• Задание: Оформите в виде нумерованного списка только те строки записей, что идут от строки с "row-description <box>86 375 344 398</box>" до строки с "expense-type-code <box>445 398 467 444</box>" включительно. Пустые строки в список не включайте.

[Сохранённые записи набора данных]
★ ★ ★ ★ ★

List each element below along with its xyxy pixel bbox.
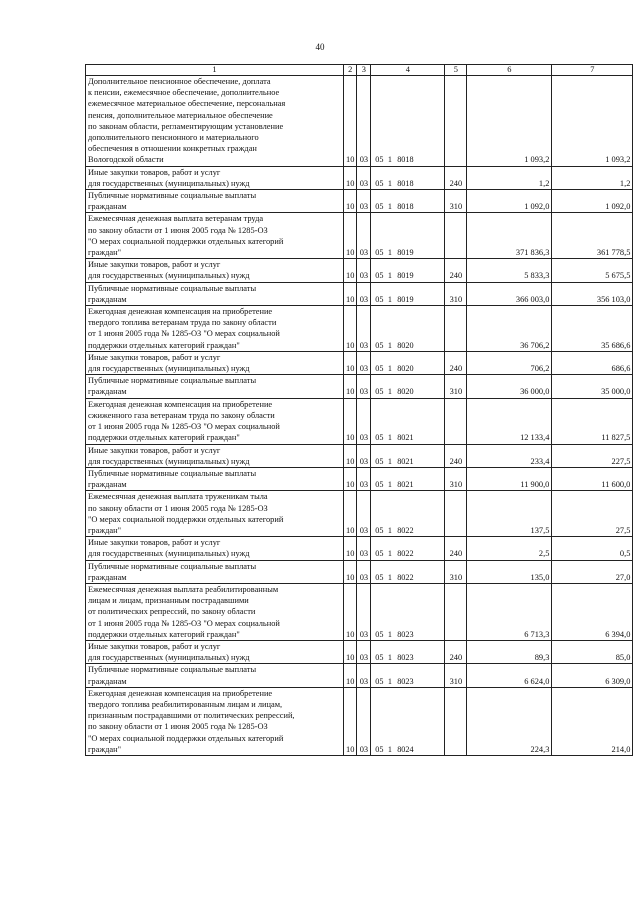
row-description <box>86 375 344 398</box>
table-row <box>86 640 633 663</box>
section-code: 10 <box>344 687 357 755</box>
table-row <box>86 560 633 583</box>
amount-year-2: 0,5 <box>552 537 633 560</box>
subsection-code: 03 <box>357 282 371 305</box>
amount-year-1: 1 093,2 <box>467 76 552 167</box>
row-description <box>86 213 344 259</box>
description-line: от политических репрессий, по закону области <box>88 607 256 617</box>
subsection-code: 03 <box>357 664 371 687</box>
target-article-code <box>371 398 445 444</box>
amount-year-1: 135,0 <box>467 560 552 583</box>
code-part: 1 <box>387 549 392 559</box>
row-description <box>86 351 344 374</box>
section-code: 10 <box>344 537 357 560</box>
target-article-code <box>371 213 445 259</box>
amount-year-2: 1,2 <box>552 166 633 189</box>
code-part: 8020 <box>397 340 414 350</box>
expense-type-code: 310 <box>445 375 467 398</box>
description-line: "О мерах социальной поддержки отдельных категорий <box>88 733 284 743</box>
section-code: 10 <box>344 76 357 167</box>
header-cell: 3 <box>357 65 371 76</box>
header-cell: 5 <box>445 65 467 76</box>
amount-year-1: 1,2 <box>467 166 552 189</box>
amount-year-1: 5 833,3 <box>467 259 552 282</box>
description-line: Публичные нормативные социальные выплаты <box>88 665 257 675</box>
amount-year-1: 224,3 <box>467 687 552 755</box>
amount-year-2: 214,0 <box>552 687 633 755</box>
description-line: для государственных (муниципальных) нужд <box>88 271 250 281</box>
target-article-code <box>371 491 445 537</box>
section-code: 10 <box>344 444 357 467</box>
header-cell: 7 <box>552 65 633 76</box>
amount-year-2: 1 092,0 <box>552 190 633 213</box>
code-part: 05 <box>375 653 384 663</box>
section-code: 10 <box>344 351 357 374</box>
row-description <box>86 537 344 560</box>
target-article-code <box>371 640 445 663</box>
row-description <box>86 491 344 537</box>
description-line: граждан" <box>88 525 122 535</box>
expense-type-code <box>445 398 467 444</box>
table-row <box>86 190 633 213</box>
code-part: 8023 <box>397 629 414 639</box>
subsection-code: 03 <box>357 467 371 490</box>
description-line: дополнительного пенсионного и материального <box>88 133 259 143</box>
section-code: 10 <box>344 664 357 687</box>
description-line: Публичные нормативные социальные выплаты <box>88 191 257 201</box>
code-part: 8021 <box>397 480 414 490</box>
code-part: 1 <box>387 480 392 490</box>
target-article-code <box>371 351 445 374</box>
description-line: Иные закупки товаров, работ и услуг <box>88 641 221 651</box>
expense-type-code <box>445 491 467 537</box>
code-part: 05 <box>375 525 384 535</box>
section-code: 10 <box>344 640 357 663</box>
amount-year-1: 1 092,0 <box>467 190 552 213</box>
page-number: 40 <box>315 42 325 52</box>
description-line: по закону области от 1 июня 2005 года № 1285-ОЗ <box>88 225 268 235</box>
expense-type-code <box>445 306 467 352</box>
code-part: 05 <box>375 549 384 559</box>
code-part: 1 <box>387 676 392 686</box>
target-article-code <box>371 166 445 189</box>
amount-year-1: 371 836,3 <box>467 213 552 259</box>
amount-year-1: 233,4 <box>467 444 552 467</box>
subsection-code: 03 <box>357 444 371 467</box>
subsection-code: 03 <box>357 398 371 444</box>
code-part: 1 <box>387 629 392 639</box>
code-part: 05 <box>375 433 384 443</box>
description-line: Ежемесячная денежная выплата труженикам тыла <box>88 492 268 502</box>
amount-year-1: 6 624,0 <box>467 664 552 687</box>
code-part: 8018 <box>397 155 414 165</box>
row-description <box>86 306 344 352</box>
table-row <box>86 687 633 755</box>
amount-year-2: 356 103,0 <box>552 282 633 305</box>
row-description <box>86 259 344 282</box>
section-code: 10 <box>344 583 357 640</box>
target-article-code <box>371 687 445 755</box>
section-code: 10 <box>344 560 357 583</box>
description-line: Дополнительное пенсионное обеспечение, доплата <box>88 77 271 86</box>
subsection-code: 03 <box>357 537 371 560</box>
target-article-code <box>371 259 445 282</box>
code-part: 1 <box>387 525 392 535</box>
description-line: от 1 июня 2005 года № 1285-ОЗ "О мерах социальной <box>88 618 280 628</box>
description-line: Вологодской области <box>88 155 164 165</box>
section-code: 10 <box>344 375 357 398</box>
expense-type-code: 310 <box>445 664 467 687</box>
section-code: 10 <box>344 306 357 352</box>
code-part: 8023 <box>397 653 414 663</box>
code-part: 8019 <box>397 294 414 304</box>
description-line: Иные закупки товаров, работ и услуг <box>88 260 221 270</box>
description-line: Иные закупки товаров, работ и услуг <box>88 538 221 548</box>
expense-type-code <box>445 687 467 755</box>
expense-type-code: 310 <box>445 467 467 490</box>
amount-year-2: 686,6 <box>552 351 633 374</box>
code-part: 1 <box>387 202 392 212</box>
code-part: 05 <box>375 178 384 188</box>
code-part: 05 <box>375 271 384 281</box>
amount-year-2: 85,0 <box>552 640 633 663</box>
code-part: 8018 <box>397 178 414 188</box>
amount-year-2: 227,5 <box>552 444 633 467</box>
code-part: 8023 <box>397 676 414 686</box>
row-description <box>86 583 344 640</box>
table-row <box>86 664 633 687</box>
expense-type-code: 240 <box>445 537 467 560</box>
description-line: по закону области от 1 июня 2005 года № 1285-ОЗ <box>88 503 268 513</box>
target-article-code <box>371 537 445 560</box>
expense-type-code: 310 <box>445 560 467 583</box>
description-line: Иные закупки товаров, работ и услуг <box>88 445 221 455</box>
amount-year-1: 36 000,0 <box>467 375 552 398</box>
description-line: пенсия, дополнительное материальное обеспечение <box>88 110 273 120</box>
table-header-row <box>86 65 633 76</box>
amount-year-2: 6 309,0 <box>552 664 633 687</box>
code-part: 8022 <box>397 525 414 535</box>
row-description <box>86 560 344 583</box>
row-description <box>86 76 344 167</box>
description-line: по законам области, регламентирующим установление <box>88 121 284 131</box>
description-line: гражданам <box>88 480 127 490</box>
code-part: 1 <box>387 340 392 350</box>
description-line: Ежемесячная денежная выплата реабилитированным <box>88 584 279 594</box>
subsection-code: 03 <box>357 190 371 213</box>
table-row <box>86 491 633 537</box>
section-code: 10 <box>344 259 357 282</box>
row-description <box>86 664 344 687</box>
expense-type-code: 310 <box>445 190 467 213</box>
code-part: 1 <box>387 433 392 443</box>
description-line: гражданам <box>88 387 127 397</box>
budget-table <box>85 64 633 756</box>
expense-type-code: 240 <box>445 351 467 374</box>
row-description <box>86 282 344 305</box>
description-line: лицам и лицам, признанным пострадавшими <box>88 596 249 606</box>
table-row <box>86 537 633 560</box>
amount-year-1: 137,5 <box>467 491 552 537</box>
description-line: Публичные нормативные социальные выплаты <box>88 283 257 293</box>
amount-year-1: 2,5 <box>467 537 552 560</box>
description-line: признанным пострадавшими от политических репрессий, <box>88 711 295 721</box>
subsection-code: 03 <box>357 375 371 398</box>
row-description <box>86 398 344 444</box>
code-part: 8022 <box>397 572 414 582</box>
section-code: 10 <box>344 467 357 490</box>
subsection-code: 03 <box>357 351 371 374</box>
description-line: поддержки отдельных категорий граждан" <box>88 433 240 443</box>
table-row <box>86 306 633 352</box>
code-part: 05 <box>375 294 384 304</box>
code-part: 05 <box>375 364 384 374</box>
header-cell: 1 <box>86 65 344 76</box>
row-description <box>86 444 344 467</box>
target-article-code <box>371 306 445 352</box>
target-article-code <box>371 664 445 687</box>
table-row <box>86 282 633 305</box>
table-row <box>86 76 633 167</box>
code-part: 1 <box>387 294 392 304</box>
description-line: Публичные нормативные социальные выплаты <box>88 376 257 386</box>
description-line: гражданам <box>88 572 127 582</box>
table-row <box>86 467 633 490</box>
code-part: 05 <box>375 387 384 397</box>
subsection-code: 03 <box>357 640 371 663</box>
description-line: сжиженного газа ветеранам труда по закону области <box>88 410 275 420</box>
description-line: от 1 июня 2005 года № 1285-ОЗ "О мерах социальной <box>88 422 280 432</box>
amount-year-1: 366 003,0 <box>467 282 552 305</box>
row-description <box>86 467 344 490</box>
section-code: 10 <box>344 213 357 259</box>
amount-year-1: 89,3 <box>467 640 552 663</box>
description-line: поддержки отдельных категорий граждан" <box>88 340 240 350</box>
description-line: для государственных (муниципальных) нужд <box>88 178 250 188</box>
code-part: 1 <box>387 248 392 258</box>
section-code: 10 <box>344 282 357 305</box>
description-line: гражданам <box>88 294 127 304</box>
code-part: 05 <box>375 155 384 165</box>
description-line: гражданам <box>88 202 127 212</box>
description-line: Ежегодная денежная компенсация на приобретение <box>88 399 273 409</box>
description-line: Ежегодная денежная компенсация на приобретение <box>88 688 273 698</box>
description-line: Публичные нормативные социальные выплаты <box>88 468 257 478</box>
description-line: твердого топлива реабилитированным лицам и лицам, <box>88 699 283 709</box>
code-part: 1 <box>387 744 392 754</box>
amount-year-2: 35 686,6 <box>552 306 633 352</box>
amount-year-2: 5 675,5 <box>552 259 633 282</box>
table-row <box>86 444 633 467</box>
amount-year-1: 706,2 <box>467 351 552 374</box>
subsection-code: 03 <box>357 306 371 352</box>
amount-year-1: 36 706,2 <box>467 306 552 352</box>
expense-type-code: 240 <box>445 640 467 663</box>
description-line: поддержки отдельных категорий граждан" <box>88 629 240 639</box>
code-part: 05 <box>375 629 384 639</box>
amount-year-2: 27,0 <box>552 560 633 583</box>
target-article-code <box>371 375 445 398</box>
code-part: 1 <box>387 178 392 188</box>
code-part: 8018 <box>397 202 414 212</box>
code-part: 05 <box>375 456 384 466</box>
code-part: 8020 <box>397 387 414 397</box>
description-line: граждан" <box>88 248 122 258</box>
subsection-code: 03 <box>357 583 371 640</box>
amount-year-2: 1 093,2 <box>552 76 633 167</box>
description-line: для государственных (муниципальных) нужд <box>88 653 250 663</box>
description-line: от 1 июня 2005 года № 1285-ОЗ "О мерах социальной <box>88 329 280 339</box>
code-part: 8019 <box>397 271 414 281</box>
code-part: 1 <box>387 364 392 374</box>
description-line: ежемесячное материальное обеспечение, персональная <box>88 99 286 109</box>
subsection-code: 03 <box>357 76 371 167</box>
code-part: 1 <box>387 653 392 663</box>
description-line: для государственных (муниципальных) нужд <box>88 456 250 466</box>
section-code: 10 <box>344 491 357 537</box>
target-article-code <box>371 560 445 583</box>
code-part: 05 <box>375 744 384 754</box>
amount-year-2: 27,5 <box>552 491 633 537</box>
code-part: 05 <box>375 676 384 686</box>
code-part: 8024 <box>397 744 414 754</box>
row-description <box>86 166 344 189</box>
expense-type-code <box>445 76 467 167</box>
section-code: 10 <box>344 166 357 189</box>
code-part: 1 <box>387 456 392 466</box>
table-row <box>86 375 633 398</box>
code-part: 8022 <box>397 549 414 559</box>
code-part: 8019 <box>397 248 414 258</box>
subsection-code: 03 <box>357 687 371 755</box>
description-line: по закону области от 1 июня 2005 года № 1285-ОЗ <box>88 722 268 732</box>
table-row <box>86 351 633 374</box>
expense-type-code <box>445 583 467 640</box>
expense-type-code <box>445 213 467 259</box>
target-article-code <box>371 282 445 305</box>
code-part: 8021 <box>397 456 414 466</box>
code-part: 05 <box>375 202 384 212</box>
expense-type-code: 310 <box>445 282 467 305</box>
description-line: Публичные нормативные социальные выплаты <box>88 561 257 571</box>
header-cell: 6 <box>467 65 552 76</box>
table-row <box>86 583 633 640</box>
amount-year-2: 6 394,0 <box>552 583 633 640</box>
amount-year-1: 6 713,3 <box>467 583 552 640</box>
target-article-code <box>371 467 445 490</box>
target-article-code <box>371 444 445 467</box>
description-line: обеспечения в отношении конкретных граждан <box>88 144 257 154</box>
description-line: для государственных (муниципальных) нужд <box>88 364 250 374</box>
amount-year-2: 35 000,0 <box>552 375 633 398</box>
target-article-code <box>371 190 445 213</box>
header-cell: 4 <box>371 65 445 76</box>
row-description <box>86 687 344 755</box>
table-row <box>86 166 633 189</box>
code-part: 05 <box>375 572 384 582</box>
subsection-code: 03 <box>357 491 371 537</box>
amount-year-1: 12 133,4 <box>467 398 552 444</box>
section-code: 10 <box>344 190 357 213</box>
description-line: "О мерах социальной поддержки отдельных категорий <box>88 236 284 246</box>
description-line: для государственных (муниципальных) нужд <box>88 549 250 559</box>
code-part: 05 <box>375 248 384 258</box>
header-cell: 2 <box>344 65 357 76</box>
amount-year-2: 11 827,5 <box>552 398 633 444</box>
subsection-code: 03 <box>357 213 371 259</box>
amount-year-2: 11 600,0 <box>552 467 633 490</box>
description-line: к пенсии, ежемесячное обеспечение, дополнительное <box>88 88 280 98</box>
code-part: 1 <box>387 572 392 582</box>
expense-type-code: 240 <box>445 259 467 282</box>
subsection-code: 03 <box>357 259 371 282</box>
description-line: граждан" <box>88 744 122 754</box>
code-part: 05 <box>375 340 384 350</box>
code-part: 1 <box>387 271 392 281</box>
table-row <box>86 259 633 282</box>
table-row <box>86 213 633 259</box>
description-line: Ежегодная денежная компенсация на приобретение <box>88 307 273 317</box>
section-code: 10 <box>344 398 357 444</box>
description-line: Иные закупки товаров, работ и услуг <box>88 352 221 362</box>
row-description <box>86 190 344 213</box>
code-part: 8020 <box>397 364 414 374</box>
target-article-code <box>371 76 445 167</box>
description-line: гражданам <box>88 676 127 686</box>
code-part: 05 <box>375 480 384 490</box>
target-article-code <box>371 583 445 640</box>
table-row <box>86 398 633 444</box>
subsection-code: 03 <box>357 166 371 189</box>
row-description <box>86 640 344 663</box>
description-line: Иные закупки товаров, работ и услуг <box>88 167 221 177</box>
amount-year-2: 361 778,5 <box>552 213 633 259</box>
amount-year-1: 11 900,0 <box>467 467 552 490</box>
code-part: 8021 <box>397 433 414 443</box>
code-part: 1 <box>387 155 392 165</box>
expense-type-code: 240 <box>445 444 467 467</box>
subsection-code: 03 <box>357 560 371 583</box>
description-line: "О мерах социальной поддержки отдельных категорий <box>88 514 284 524</box>
description-line: Ежемесячная денежная выплата ветеранам труда <box>88 214 264 224</box>
expense-type-code: 240 <box>445 166 467 189</box>
description-line: твердого топлива ветеранам труда по закону области <box>88 318 277 328</box>
code-part: 1 <box>387 387 392 397</box>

★ ★ ★ ★ ★

• Результат упражнения:
1. row-description <box>86 375 344 398</box>
2. table-row <box>86 640 633 663</box>
3. section-code: 10 <box>344 687 357 755</box>
4. table-row <box>86 560 633 583</box>
5. amount-year-2: 0,5 <box>552 537 633 560</box>
6. subsection-code: 03 <box>357 282 371 305</box>
7. amount-year-1: 1 093,2 <box>467 76 552 167</box>
8. row-description <box>86 213 344 259</box>
9. description-line: от политических репрессий, по закону области <box>88 607 256 617</box>
10. subsection-code: 03 <box>357 664 371 687</box>
11. target-article-code <box>371 398 445 444</box>
12. amount-year-1: 135,0 <box>467 560 552 583</box>
13. code-part: 1 <box>387 549 392 559</box>
14. row-description <box>86 351 344 374</box>
15. section-code: 10 <box>344 537 357 560</box>
16. target-article-code <box>371 213 445 259</box>
17. amount-year-2: 1,2 <box>552 166 633 189</box>
18. code-part: 8020 <box>397 340 414 350</box>
19. expense-type-code: 310 <box>445 375 467 398</box>
20. description-line: "О мерах социальной поддержки отдельных категорий <box>88 733 284 743</box>
21. section-code: 10 <box>344 76 357 167</box>
22. header-cell: 3 <box>357 65 371 76</box>
23. header-cell: 5 <box>445 65 467 76</box>
24. amount-year-1: 1,2 <box>467 166 552 189</box>
25. amount-year-1: 5 833,3 <box>467 259 552 282</box>
26. description-line: Публичные нормативные социальные выплаты <box>88 665 257 675</box>
27. amount-year-1: 224,3 <box>467 687 552 755</box>
28. amount-year-2: 214,0 <box>552 687 633 755</box>
29. description-line: для государственных (муниципальных) нужд <box>88 271 250 281</box>
30. target-article-code <box>371 491 445 537</box>
31. section-code: 10 <box>344 444 357 467</box>
32. header-cell: 7 <box>552 65 633 76</box>
33. amount-year-2: 1 092,0 <box>552 190 633 213</box>
34. code-part: 05 <box>375 653 384 663</box>
35. section-code: 10 <box>344 351 357 374</box>
36. row-description <box>86 537 344 560</box>
37. target-article-code <box>371 640 445 663</box>
38. row-description <box>86 491 344 537</box>
39. description-line: граждан" <box>88 525 122 535</box>
40. expense-type-code <box>445 398 467 444</box>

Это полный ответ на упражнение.